*SHORT PROBLEM*: Of the lines in the listing, how many include the string "طلان"? Write the number and nothing else.
— start of SUPPLIED RECORDS —
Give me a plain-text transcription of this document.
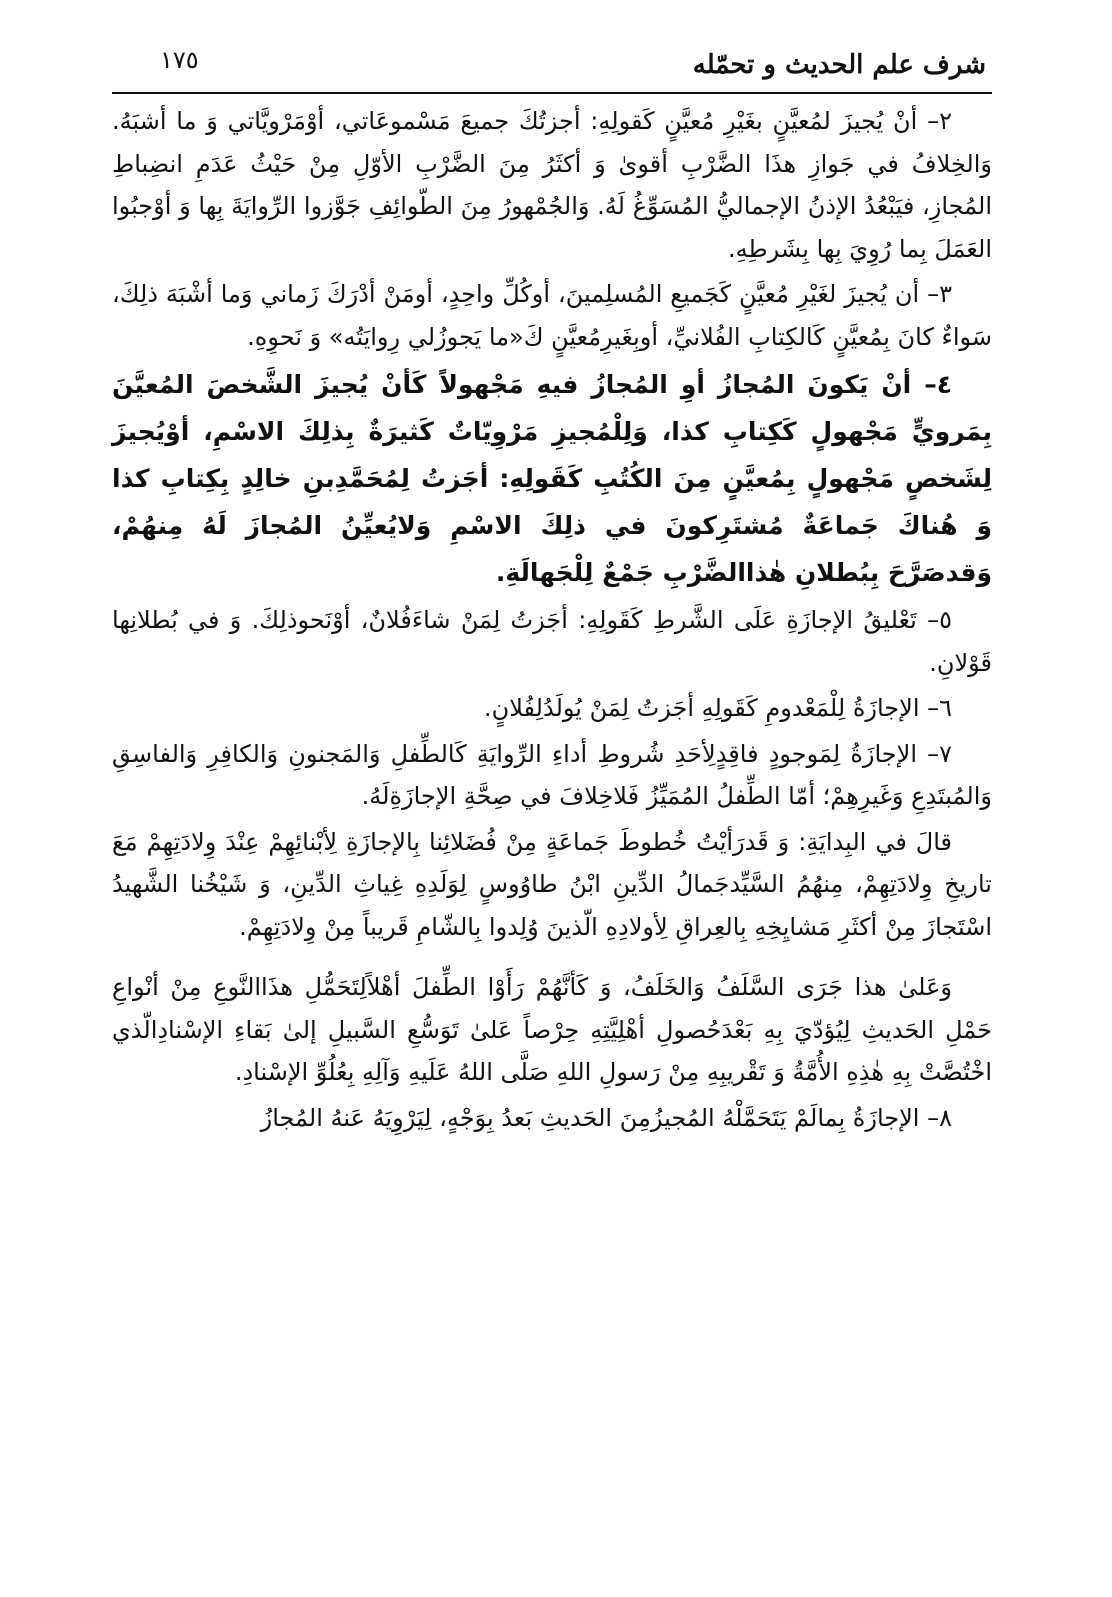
شرف علم الحديث و تحمّله
١٧٥

٢– أنْ يُجيزَ لمُعيَّنٍ بغَيْرِ مُعيَّنٍ كَقولِهِ: أجزتُكَ جميعَ مَسْموعَاتي، أوْمَرْويَّاتي وَ ما أشبَهُ. وَالخِلافُ في جَوازِ هذَا الضَّرْبِ أقوىٰ وَ أكثَرُ مِنَ الضَّرْبِ الأوّلِ مِنْ حَيْثُ عَدَمِ انضِباطِ المُجازِ، فيَبْعُدُ الإذنُ الإجماليُّ المُسَوِّغُ لَهُ. وَالجُمْهورُ مِنَ الطّوائِفِ جَوَّزوا الرِّوايَةَ بِها وَ أوْجبُوا العَمَلَ بِما رُوِيَ بِها بِشَرطِهِ.

٣– أن يُجيزَ لغَيْرِ مُعيَّنٍ كَجَميعِ المُسلِمينَ، أوكُلِّ واحِدٍ، أومَنْ أدْرَكَ زَماني وَما أشْبَهَ ذلِكَ، سَواءٌ كانَ بِمُعيَّنٍ كَالكِتابِ الفُلانيِّ، أوبِغَيرِمُعيَّنٍ كَ«ما يَجوزُلي رِوايَتُه» وَ نَحوِهِ.

٤– أنْ يَكونَ المُجازُ أوِ المُجازُ فيهِ مَجْهولاً كَأنْ يُجيزَ الشَّخصَ المُعيَّنَ بِمَرويٍّ مَجْهولٍ كَكِتابِ كذا، وَلِلْمُجيزِ مَرْوِيّاتٌ كَثيرَةٌ بِذلِكَ الاسْمِ، أوْيُجيزَ لِشَخصٍ مَجْهولٍ بِمُعيَّنٍ مِنَ الكُتُبِ كَقَولِهِ: أجَزتُ لِمُحَمَّدِبنِ خالِدٍ بِكِتابِ كذا وَ هُناكَ جَماعَةٌ مُشتَرِكونَ في ذلِكَ الاسْمِ وَلايُعيِّنُ المُجازَ لَهُ مِنهُمْ، وَقدصَرَّحَ بِبُطلانِ هٰذاالضَّرْبِ جَمْعٌ لِلْجَهالَةِ.

٥– تَعْليقُ الإجازَةِ عَلَى الشَّرطِ كَقَولِهِ: أجَزتُ لِمَنْ شاءَفُلانٌ، أوْنَحوذلِكَ. وَ في بُطلانِها قَوْلانِ.

٦– الإجازَةُ لِلْمَعْدومِ كَقَولِهِ أجَزتُ لِمَنْ يُولَدُلِفُلانٍ.

٧– الإجازَةُ لِمَوجودٍ فاقِدٍلِأحَدِ شُروطِ أداءِ الرِّوايَةِ كَالطِّفلِ وَالمَجنونِ وَالكافِرِ وَالفاسِقِ وَالمُبتَدِعِ وَغَيرِهِمْ؛ أمّا الطِّفلُ المُمَيِّزُ فَلاخِلافَ في صِحَّةِ الإجازَةِلَهُ.

قالَ في البِدايَةِ: وَ قَدرَأيْتُ خُطوطَ جَماعَةٍ مِنْ فُضَلائِنا بِالإجازَةِ لِأبْنائِهِمْ عِنْدَ وِلادَتِهِمْ مَعَ تاريخِ وِلادَتِهِمْ، مِنهُمُ السَّيِّدجَمالُ الدِّينِ ابْنُ طاوُوسٍ لِوَلَدِهِ غِياثِ الدِّينِ، وَ شَيْخُنا الشَّهيدُ اسْتَجازَ مِنْ أكثَرِ مَشايِخِهِ بِالعِراقِ لِأولادِهِ الّذينَ وُلِدوا بِالشّامِ قَريباً مِنْ وِلادَتِهِمْ.

وَعَلىٰ هذا جَرَى السَّلَفُ وَالخَلَفُ، وَ كَأنَّهُمْ رَأَوْا الطِّفلَ أهْلاًلِتَحَمُّلِ هذَاالنَّوعِ مِنْ أنْواعِ حَمْلِ الحَديثِ لِيُؤدّيَ بِهِ بَعْدَحُصولِ أهْلِيَّتِهِ حِرْصاً عَلىٰ تَوَسُّعِ السَّبيلِ إلىٰ بَقاءِ الإسْنادِالّذي اخْتُصَّتْ بِهِ هٰذِهِ الأُمَّةُ وَ تَقْريبِهِ مِنْ رَسولِ اللهِ صَلَّى اللهُ عَلَيهِ وَآلِهِ بِعُلُوِّ الإسْنادِ.

٨– الإجازَةُ بِمالَمْ يَتَحَمَّلْهُ المُجيزُمِنَ الحَديثِ بَعدُ بِوَجْهٍ، لِيَرْوِيَهُ عَنهُ المُجازُ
— end of SUPPLIED RECORDS —
*FINISHED EXERCISE*: 2